= Instruction =
Print the entries in full, word for word, but not the pictures.
◆ ◆ ◆ ◆ ◆ ◆ ◆
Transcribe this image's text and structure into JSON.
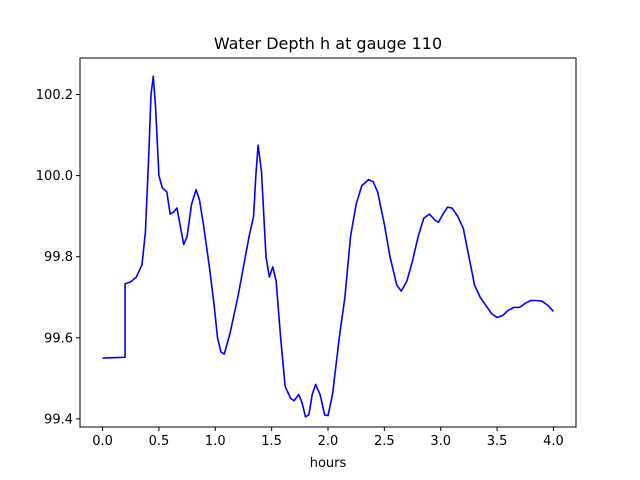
{
  "chart_data": {
    "type": "line",
    "title": "Water Depth h at gauge 110",
    "xlabel": "hours",
    "ylabel": "",
    "xlim": [
      -0.2,
      4.2
    ],
    "ylim": [
      99.38,
      100.29
    ],
    "xticks": [
      0.0,
      0.5,
      1.0,
      1.5,
      2.0,
      2.5,
      3.0,
      3.5,
      4.0
    ],
    "xtick_labels": [
      "0.0",
      "0.5",
      "1.0",
      "1.5",
      "2.0",
      "2.5",
      "3.0",
      "3.5",
      "4.0"
    ],
    "yticks": [
      99.4,
      99.6,
      99.8,
      100.0,
      100.2
    ],
    "ytick_labels": [
      "99.4",
      "99.6",
      "99.8",
      "100.0",
      "100.2"
    ],
    "grid": false,
    "series": [
      {
        "color": "#0000ff",
        "points": [
          [
            0.0,
            99.55
          ],
          [
            0.1,
            99.551
          ],
          [
            0.2,
            99.552
          ],
          [
            0.2,
            99.733
          ],
          [
            0.25,
            99.738
          ],
          [
            0.3,
            99.75
          ],
          [
            0.35,
            99.78
          ],
          [
            0.38,
            99.86
          ],
          [
            0.41,
            100.05
          ],
          [
            0.43,
            100.2
          ],
          [
            0.45,
            100.245
          ],
          [
            0.47,
            100.17
          ],
          [
            0.5,
            100.0
          ],
          [
            0.53,
            99.97
          ],
          [
            0.57,
            99.96
          ],
          [
            0.6,
            99.905
          ],
          [
            0.63,
            99.91
          ],
          [
            0.66,
            99.92
          ],
          [
            0.7,
            99.86
          ],
          [
            0.72,
            99.83
          ],
          [
            0.75,
            99.85
          ],
          [
            0.79,
            99.93
          ],
          [
            0.83,
            99.965
          ],
          [
            0.86,
            99.94
          ],
          [
            0.9,
            99.87
          ],
          [
            0.95,
            99.77
          ],
          [
            0.99,
            99.68
          ],
          [
            1.02,
            99.6
          ],
          [
            1.05,
            99.565
          ],
          [
            1.08,
            99.56
          ],
          [
            1.13,
            99.61
          ],
          [
            1.2,
            99.7
          ],
          [
            1.26,
            99.79
          ],
          [
            1.3,
            99.85
          ],
          [
            1.34,
            99.9
          ],
          [
            1.36,
            100.0
          ],
          [
            1.38,
            100.075
          ],
          [
            1.41,
            100.01
          ],
          [
            1.45,
            99.8
          ],
          [
            1.48,
            99.75
          ],
          [
            1.51,
            99.775
          ],
          [
            1.54,
            99.74
          ],
          [
            1.58,
            99.6
          ],
          [
            1.62,
            99.48
          ],
          [
            1.67,
            99.45
          ],
          [
            1.7,
            99.445
          ],
          [
            1.74,
            99.46
          ],
          [
            1.77,
            99.44
          ],
          [
            1.8,
            99.405
          ],
          [
            1.83,
            99.41
          ],
          [
            1.86,
            99.46
          ],
          [
            1.89,
            99.485
          ],
          [
            1.93,
            99.46
          ],
          [
            1.97,
            99.41
          ],
          [
            2.0,
            99.408
          ],
          [
            2.04,
            99.46
          ],
          [
            2.1,
            99.6
          ],
          [
            2.15,
            99.7
          ],
          [
            2.2,
            99.85
          ],
          [
            2.25,
            99.93
          ],
          [
            2.3,
            99.975
          ],
          [
            2.36,
            99.99
          ],
          [
            2.4,
            99.985
          ],
          [
            2.44,
            99.96
          ],
          [
            2.5,
            99.88
          ],
          [
            2.55,
            99.8
          ],
          [
            2.61,
            99.73
          ],
          [
            2.65,
            99.715
          ],
          [
            2.7,
            99.74
          ],
          [
            2.75,
            99.79
          ],
          [
            2.8,
            99.85
          ],
          [
            2.85,
            99.895
          ],
          [
            2.9,
            99.905
          ],
          [
            2.95,
            99.89
          ],
          [
            2.98,
            99.885
          ],
          [
            3.02,
            99.905
          ],
          [
            3.06,
            99.922
          ],
          [
            3.1,
            99.92
          ],
          [
            3.15,
            99.9
          ],
          [
            3.2,
            99.87
          ],
          [
            3.25,
            99.8
          ],
          [
            3.3,
            99.73
          ],
          [
            3.35,
            99.7
          ],
          [
            3.4,
            99.68
          ],
          [
            3.45,
            99.66
          ],
          [
            3.5,
            99.65
          ],
          [
            3.55,
            99.655
          ],
          [
            3.6,
            99.668
          ],
          [
            3.65,
            99.675
          ],
          [
            3.7,
            99.675
          ],
          [
            3.75,
            99.685
          ],
          [
            3.8,
            99.692
          ],
          [
            3.85,
            99.692
          ],
          [
            3.9,
            99.69
          ],
          [
            3.95,
            99.68
          ],
          [
            4.0,
            99.665
          ]
        ]
      }
    ]
  }
}
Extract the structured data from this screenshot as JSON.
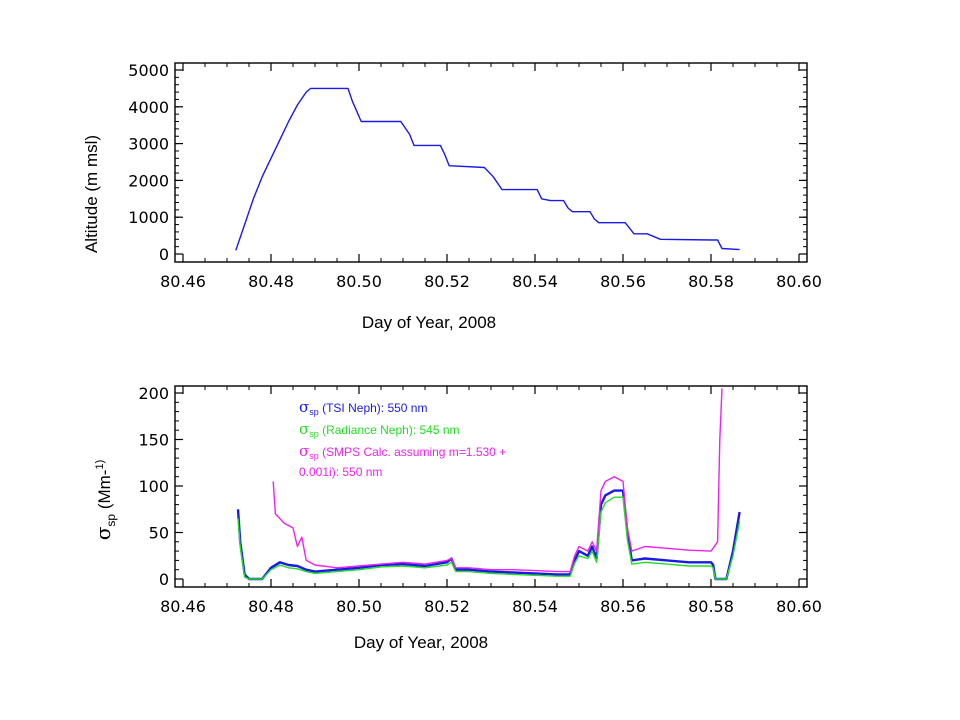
◆ ◆ ◆ ◆ ◆ ◆ ◆
= Answer to this exercise =
Transcribe this image's text and structure into JSON.
{
  "chart_data": {
    "type": "line",
    "title": "Water Depth h at gauge 110",
    "xlabel": "hours",
    "ylabel": "",
    "xlim": [
      -0.2,
      4.2
    ],
    "ylim": [
      99.38,
      100.29
    ],
    "xticks": [
      0.0,
      0.5,
      1.0,
      1.5,
      2.0,
      2.5,
      3.0,
      3.5,
      4.0
    ],
    "xtick_labels": [
      "0.0",
      "0.5",
      "1.0",
      "1.5",
      "2.0",
      "2.5",
      "3.0",
      "3.5",
      "4.0"
    ],
    "yticks": [
      99.4,
      99.6,
      99.8,
      100.0,
      100.2
    ],
    "ytick_labels": [
      "99.4",
      "99.6",
      "99.8",
      "100.0",
      "100.2"
    ],
    "grid": false,
    "series": [
      {
        "color": "#0000ff",
        "points": [
          [
            0.0,
            99.55
          ],
          [
            0.1,
            99.551
          ],
          [
            0.2,
            99.552
          ],
          [
            0.2,
            99.733
          ],
          [
            0.25,
            99.738
          ],
          [
            0.3,
            99.75
          ],
          [
            0.35,
            99.78
          ],
          [
            0.38,
            99.86
          ],
          [
            0.41,
            100.05
          ],
          [
            0.43,
            100.2
          ],
          [
            0.45,
            100.245
          ],
          [
            0.47,
            100.17
          ],
          [
            0.5,
            100.0
          ],
          [
            0.53,
            99.97
          ],
          [
            0.57,
            99.96
          ],
          [
            0.6,
            99.905
          ],
          [
            0.63,
            99.91
          ],
          [
            0.66,
            99.92
          ],
          [
            0.7,
            99.86
          ],
          [
            0.72,
            99.83
          ],
          [
            0.75,
            99.85
          ],
          [
            0.79,
            99.93
          ],
          [
            0.83,
            99.965
          ],
          [
            0.86,
            99.94
          ],
          [
            0.9,
            99.87
          ],
          [
            0.95,
            99.77
          ],
          [
            0.99,
            99.68
          ],
          [
            1.02,
            99.6
          ],
          [
            1.05,
            99.565
          ],
          [
            1.08,
            99.56
          ],
          [
            1.13,
            99.61
          ],
          [
            1.2,
            99.7
          ],
          [
            1.26,
            99.79
          ],
          [
            1.3,
            99.85
          ],
          [
            1.34,
            99.9
          ],
          [
            1.36,
            100.0
          ],
          [
            1.38,
            100.075
          ],
          [
            1.41,
            100.01
          ],
          [
            1.45,
            99.8
          ],
          [
            1.48,
            99.75
          ],
          [
            1.51,
            99.775
          ],
          [
            1.54,
            99.74
          ],
          [
            1.58,
            99.6
          ],
          [
            1.62,
            99.48
          ],
          [
            1.67,
            99.45
          ],
          [
            1.7,
            99.445
          ],
          [
            1.74,
            99.46
          ],
          [
            1.77,
            99.44
          ],
          [
            1.8,
            99.405
          ],
          [
            1.83,
            99.41
          ],
          [
            1.86,
            99.46
          ],
          [
            1.89,
            99.485
          ],
          [
            1.93,
            99.46
          ],
          [
            1.97,
            99.41
          ],
          [
            2.0,
            99.408
          ],
          [
            2.04,
            99.46
          ],
          [
            2.1,
            99.6
          ],
          [
            2.15,
            99.7
          ],
          [
            2.2,
            99.85
          ],
          [
            2.25,
            99.93
          ],
          [
            2.3,
            99.975
          ],
          [
            2.36,
            99.99
          ],
          [
            2.4,
            99.985
          ],
          [
            2.44,
            99.96
          ],
          [
            2.5,
            99.88
          ],
          [
            2.55,
            99.8
          ],
          [
            2.61,
            99.73
          ],
          [
            2.65,
            99.715
          ],
          [
            2.7,
            99.74
          ],
          [
            2.75,
            99.79
          ],
          [
            2.8,
            99.85
          ],
          [
            2.85,
            99.895
          ],
          [
            2.9,
            99.905
          ],
          [
            2.95,
            99.89
          ],
          [
            2.98,
            99.885
          ],
          [
            3.02,
            99.905
          ],
          [
            3.06,
            99.922
          ],
          [
            3.1,
            99.92
          ],
          [
            3.15,
            99.9
          ],
          [
            3.2,
            99.87
          ],
          [
            3.25,
            99.8
          ],
          [
            3.3,
            99.73
          ],
          [
            3.35,
            99.7
          ],
          [
            3.4,
            99.68
          ],
          [
            3.45,
            99.66
          ],
          [
            3.5,
            99.65
          ],
          [
            3.55,
            99.655
          ],
          [
            3.6,
            99.668
          ],
          [
            3.65,
            99.675
          ],
          [
            3.7,
            99.675
          ],
          [
            3.75,
            99.685
          ],
          [
            3.8,
            99.692
          ],
          [
            3.85,
            99.692
          ],
          [
            3.9,
            99.69
          ],
          [
            3.95,
            99.68
          ],
          [
            4.0,
            99.665
          ]
        ]
      }
    ]
  }
}
Extract the structured data from this screenshot as JSON.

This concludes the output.